Set task: Within this material, how many lines have the string "rock" in them? The answer is a number, with nothing added.

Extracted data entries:
┌────────

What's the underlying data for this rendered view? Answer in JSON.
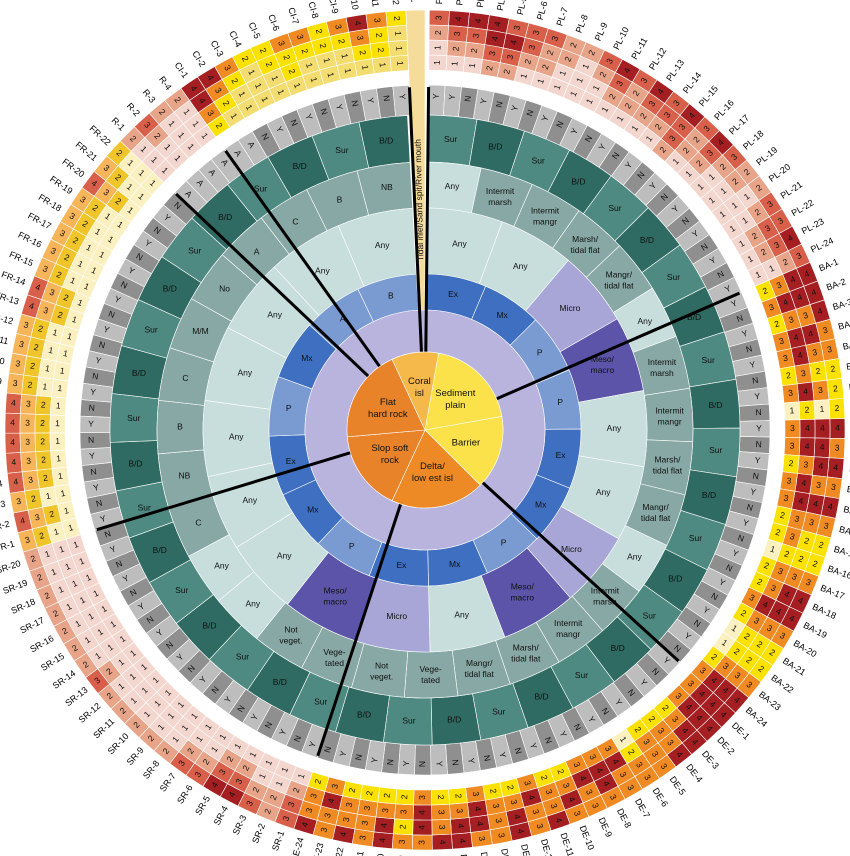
{
  "colors": {
    "level1": "#f3d7cf",
    "level2": "#e7a488",
    "level3": "#d8604a",
    "level4": "#a51f22",
    "yellow1": "#fbf0c0",
    "yellow2": "#f3dd70",
    "yellow3": "#efc52a",
    "yellow4": "#fae100",
    "orange2": "#f7b55a",
    "orange3": "#f08a22",
    "orange4": "#e05a1a",
    "yn_Y": "#bdbdbd",
    "yn_N": "#8f8f8f",
    "ring_veg": "#87a8a4",
    "ring_bd": "#2f6b63",
    "ring_sur": "#4f8a82",
    "ring_any": "#c7dedd",
    "ring_lav": "#b9b4de",
    "ring_lav2": "#a8a6d6",
    "ring_blue": "#3f6fc0",
    "ring_blue2": "#7a9ad2",
    "ring_meso": "#5c54a8",
    "center_orange": "#e8832a",
    "center_yellow": "#fbe24a",
    "center_coral": "#f5b84a",
    "center_slop": "#ee8a26",
    "tsr": "#f6dc9a"
  },
  "center": {
    "sectors": [
      {
        "label": "Sediment plain",
        "lines": [
          "Sediment",
          "plain"
        ]
      },
      {
        "label": "Barrier",
        "lines": [
          "Barrier"
        ]
      },
      {
        "label": "Delta/ low est isl",
        "lines": [
          "Delta/",
          "low est isl"
        ]
      },
      {
        "label": "Slop soft rock",
        "lines": [
          "Slop soft",
          "rock"
        ]
      },
      {
        "label": "Flat hard rock",
        "lines": [
          "Flat",
          "hard rock"
        ]
      },
      {
        "label": "Coral isl",
        "lines": [
          "Coral",
          "isl"
        ]
      }
    ]
  },
  "tsr_label": "TSR",
  "tsr_text": "Tidal inlet/Sand spit/River mouth",
  "ring_tidal": [
    "Ex",
    "Mx",
    "P",
    "P",
    "Ex",
    "Mx",
    "P",
    "Mx",
    "Ex",
    "P",
    "Mx",
    "Ex",
    "P",
    "Mx",
    "A",
    "B"
  ],
  "ring_tidal2": [
    "Any",
    "Any",
    "Micro",
    "Meso/ macro",
    "Any",
    "Any",
    "Micro",
    "Meso/ macro",
    "Any",
    "Micro",
    "Meso/ macro",
    "Any",
    "Any",
    "Any",
    "Any",
    "Any",
    "Any",
    "Any"
  ],
  "ring_marsh": [
    "Any",
    "Intermit marsh",
    "Intermit mangr",
    "Marsh/ tidal flat",
    "Mangr/ tidal flat",
    "Any",
    "Intermit marsh",
    "Intermit mangr",
    "Marsh/ tidal flat",
    "Mangr/ tidal flat",
    "Any",
    "Intermit marsh",
    "Intermit mangr",
    "Marsh/ tidal flat",
    "Mangr/ tidal flat",
    "Vege- tated",
    "Not veget.",
    "Vege- tated",
    "Not veget.",
    "Any",
    "Any",
    "C",
    "NB",
    "B",
    "C",
    "M/M",
    "No",
    "A",
    "C",
    "B",
    "NB"
  ],
  "ring_bd": [
    "Sur",
    "B/D",
    "Sur",
    "B/D",
    "Sur",
    "B/D",
    "Sur",
    "B/D",
    "Sur",
    "B/D",
    "Sur",
    "B/D",
    "Sur",
    "B/D",
    "Sur",
    "B/D",
    "Sur",
    "B/D",
    "Sur",
    "B/D"
  ],
  "sectors": [
    {
      "id": "PL",
      "labels": [
        "PL-1",
        "PL-2",
        "PL-3",
        "PL-4",
        "PL-5",
        "PL-6",
        "PL-7",
        "PL-8",
        "PL-9",
        "PL-10",
        "PL-11",
        "PL-12",
        "PL-13",
        "PL-14",
        "PL-15",
        "PL-16",
        "PL-17",
        "PL-18",
        "PL-19",
        "PL-20",
        "PL-21",
        "PL-22",
        "PL-23",
        "PL-24"
      ]
    },
    {
      "id": "BA",
      "labels": [
        "BA-1",
        "BA-2",
        "BA-3",
        "BA-4",
        "BA-5",
        "BA-6",
        "BA-7",
        "BA-8",
        "BA-9",
        "BA-10",
        "BA-11",
        "BA-12",
        "BA-13",
        "BA-14",
        "BA-15",
        "BA-16",
        "BA-17",
        "BA-18",
        "BA-19",
        "BA-20",
        "BA-21",
        "BA-22",
        "BA-23",
        "BA-24"
      ]
    },
    {
      "id": "DE",
      "labels": [
        "DE-1",
        "DE-2",
        "DE-3",
        "DE-4",
        "DE-5",
        "DE-6",
        "DE-7",
        "DE-8",
        "DE-9",
        "DE-10",
        "DE-11",
        "DE-12",
        "DE-13",
        "DE-14",
        "DE-15",
        "DE-16",
        "DE-17",
        "DE-18",
        "DE-19",
        "DE-20",
        "DE-21",
        "DE-22",
        "DE-23",
        "DE-24"
      ]
    },
    {
      "id": "SR",
      "labels": [
        "SR-1",
        "SR-2",
        "SR-3",
        "SR-4",
        "SR-5",
        "SR-6",
        "SR-7",
        "SR-8",
        "SR-9",
        "SR-10",
        "SR-11",
        "SR-12",
        "SR-13",
        "SR-14",
        "SR-15",
        "SR-16",
        "SR-17",
        "SR-18",
        "SR-19",
        "SR-20"
      ]
    },
    {
      "id": "FR",
      "labels": [
        "FR-1",
        "FR-2",
        "FR-3",
        "FR-4",
        "FR-5",
        "FR-6",
        "FR-7",
        "FR-8",
        "FR-9",
        "FR-10",
        "FR-11",
        "FR-12",
        "FR-13",
        "FR-14",
        "FR-15",
        "FR-16",
        "FR-17",
        "FR-18",
        "FR-19",
        "FR-20",
        "FR-21",
        "FR-22"
      ]
    },
    {
      "id": "R",
      "labels": [
        "R-1",
        "R-2",
        "R-3",
        "R-4"
      ]
    },
    {
      "id": "CI",
      "labels": [
        "CI-1",
        "CI-2",
        "CI-3",
        "CI-4",
        "CI-5",
        "CI-6",
        "CI-7",
        "CI-8",
        "CI-9",
        "CI-10",
        "CI-11",
        "CI-12"
      ]
    }
  ],
  "outer_values": {
    "PL": [
      [
        3,
        2,
        1,
        "Y"
      ],
      [
        4,
        3,
        2,
        "Y"
      ],
      [
        4,
        3,
        2,
        "N"
      ],
      [
        4,
        4,
        3,
        "Y"
      ],
      [
        3,
        4,
        3,
        "N"
      ],
      [
        3,
        3,
        2,
        "Y"
      ],
      [
        3,
        2,
        2,
        "N"
      ],
      [
        2,
        2,
        1,
        "Y"
      ],
      [
        2,
        1,
        1,
        "N"
      ],
      [
        3,
        2,
        1,
        "Y"
      ],
      [
        4,
        3,
        2,
        "N"
      ],
      [
        3,
        2,
        2,
        "Y"
      ],
      [
        4,
        3,
        2,
        "N"
      ],
      [
        3,
        3,
        2,
        "Y"
      ],
      [
        4,
        3,
        3,
        "N"
      ],
      [
        3,
        2,
        2,
        "Y"
      ],
      [
        4,
        3,
        2,
        "N"
      ],
      [
        3,
        2,
        1,
        "Y"
      ],
      [
        2,
        2,
        1,
        "N"
      ],
      [
        2,
        1,
        1,
        "Y"
      ],
      [
        3,
        2,
        1,
        "N"
      ],
      [
        3,
        3,
        2,
        "Y"
      ],
      [
        4,
        3,
        2,
        "N"
      ],
      [
        3,
        2,
        1,
        "Y"
      ]
    ],
    "BA": [
      [
        4,
        4,
        3,
        "Y"
      ],
      [
        4,
        4,
        4,
        "N"
      ],
      [
        4,
        3,
        3,
        "Y"
      ],
      [
        3,
        4,
        4,
        "N"
      ],
      [
        3,
        3,
        4,
        "Y"
      ],
      [
        2,
        2,
        3,
        "N"
      ],
      [
        2,
        3,
        4,
        "Y"
      ],
      [
        2,
        1,
        2,
        "N"
      ],
      [
        4,
        4,
        4,
        "Y"
      ],
      [
        3,
        4,
        4,
        "N"
      ],
      [
        4,
        4,
        3,
        "Y"
      ],
      [
        3,
        3,
        4,
        "N"
      ],
      [
        4,
        4,
        4,
        "Y"
      ],
      [
        3,
        3,
        3,
        "N"
      ],
      [
        2,
        2,
        3,
        "Y"
      ],
      [
        2,
        2,
        2,
        "N"
      ],
      [
        3,
        3,
        3,
        "Y"
      ],
      [
        4,
        4,
        3,
        "N"
      ],
      [
        4,
        4,
        4,
        "Y"
      ],
      [
        3,
        3,
        3,
        "N"
      ],
      [
        2,
        2,
        2,
        "Y"
      ],
      [
        2,
        2,
        2,
        "N"
      ],
      [
        3,
        3,
        3,
        "Y"
      ],
      [
        4,
        4,
        4,
        "N"
      ]
    ],
    "DE": [
      [
        4,
        4,
        4,
        "Y"
      ],
      [
        4,
        4,
        4,
        "N"
      ],
      [
        4,
        4,
        3,
        "Y"
      ],
      [
        4,
        3,
        3,
        "N"
      ],
      [
        3,
        3,
        3,
        "Y"
      ],
      [
        3,
        3,
        2,
        "N"
      ],
      [
        3,
        3,
        4,
        "Y"
      ],
      [
        3,
        4,
        4,
        "N"
      ],
      [
        3,
        3,
        4,
        "Y"
      ],
      [
        3,
        4,
        3,
        "N"
      ],
      [
        4,
        3,
        3,
        "Y"
      ],
      [
        3,
        3,
        4,
        "N"
      ],
      [
        4,
        4,
        3,
        "Y"
      ],
      [
        3,
        3,
        3,
        "N"
      ],
      [
        3,
        4,
        4,
        "Y"
      ],
      [
        4,
        4,
        3,
        "N"
      ],
      [
        4,
        3,
        3,
        "Y"
      ],
      [
        3,
        4,
        4,
        "N"
      ],
      [
        3,
        2,
        3,
        "Y"
      ],
      [
        4,
        4,
        3,
        "N"
      ],
      [
        3,
        3,
        3,
        "Y"
      ],
      [
        4,
        3,
        3,
        "N"
      ],
      [
        3,
        3,
        4,
        "Y"
      ],
      [
        4,
        3,
        3,
        "N"
      ]
    ],
    "SR": [
      [
        3,
        3,
        2,
        "Y"
      ],
      [
        2,
        2,
        1,
        "N"
      ],
      [
        3,
        2,
        1,
        "Y"
      ],
      [
        4,
        3,
        2,
        "N"
      ],
      [
        4,
        3,
        2,
        "Y"
      ],
      [
        3,
        2,
        1,
        "N"
      ],
      [
        3,
        2,
        1,
        "Y"
      ],
      [
        2,
        1,
        1,
        "N"
      ],
      [
        2,
        1,
        1,
        "Y"
      ],
      [
        2,
        1,
        1,
        "N"
      ],
      [
        2,
        1,
        1,
        "Y"
      ],
      [
        2,
        1,
        1,
        "N"
      ],
      [
        3,
        2,
        1,
        "Y"
      ],
      [
        2,
        1,
        1,
        "N"
      ],
      [
        2,
        1,
        1,
        "Y"
      ],
      [
        2,
        1,
        1,
        "N"
      ],
      [
        2,
        1,
        1,
        "Y"
      ],
      [
        2,
        1,
        1,
        "N"
      ],
      [
        2,
        1,
        1,
        "Y"
      ],
      [
        2,
        1,
        1,
        "N"
      ]
    ],
    "FR": [
      [
        3,
        2,
        1,
        "Y"
      ],
      [
        4,
        3,
        2,
        "N"
      ],
      [
        3,
        2,
        1,
        "Y"
      ],
      [
        4,
        3,
        2,
        "N"
      ],
      [
        4,
        3,
        2,
        "Y"
      ],
      [
        4,
        3,
        2,
        "N"
      ],
      [
        4,
        3,
        2,
        "Y"
      ],
      [
        4,
        3,
        2,
        "N"
      ],
      [
        3,
        2,
        1,
        "Y"
      ],
      [
        3,
        2,
        1,
        "N"
      ],
      [
        3,
        2,
        1,
        "Y"
      ],
      [
        3,
        2,
        1,
        "N"
      ],
      [
        4,
        3,
        2,
        "Y"
      ],
      [
        4,
        3,
        2,
        "N"
      ],
      [
        3,
        2,
        1,
        "Y"
      ],
      [
        3,
        2,
        1,
        "N"
      ],
      [
        3,
        2,
        1,
        "Y"
      ],
      [
        3,
        2,
        1,
        "N"
      ],
      [
        3,
        2,
        1,
        "Y"
      ],
      [
        4,
        3,
        2,
        "N"
      ],
      [
        3,
        2,
        1,
        "Y"
      ],
      [
        2,
        1,
        1,
        "N"
      ]
    ],
    "R": [
      [
        2,
        1,
        1,
        "A"
      ],
      [
        3,
        2,
        1,
        "A"
      ],
      [
        2,
        1,
        1,
        "A"
      ],
      [
        2,
        1,
        1,
        "A"
      ]
    ],
    "CI": [
      [
        4,
        4,
        3,
        "A"
      ],
      [
        4,
        3,
        2,
        "A"
      ],
      [
        3,
        2,
        1,
        "N"
      ],
      [
        2,
        1,
        1,
        "Y"
      ],
      [
        2,
        2,
        1,
        "N"
      ],
      [
        3,
        2,
        2,
        "Y"
      ],
      [
        3,
        2,
        1,
        "N"
      ],
      [
        2,
        2,
        1,
        "Y"
      ],
      [
        3,
        2,
        1,
        "N"
      ],
      [
        4,
        3,
        2,
        "Y"
      ],
      [
        3,
        2,
        2,
        "N"
      ],
      [
        2,
        1,
        1,
        "Y"
      ]
    ]
  }
}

└────────

Written answer: 4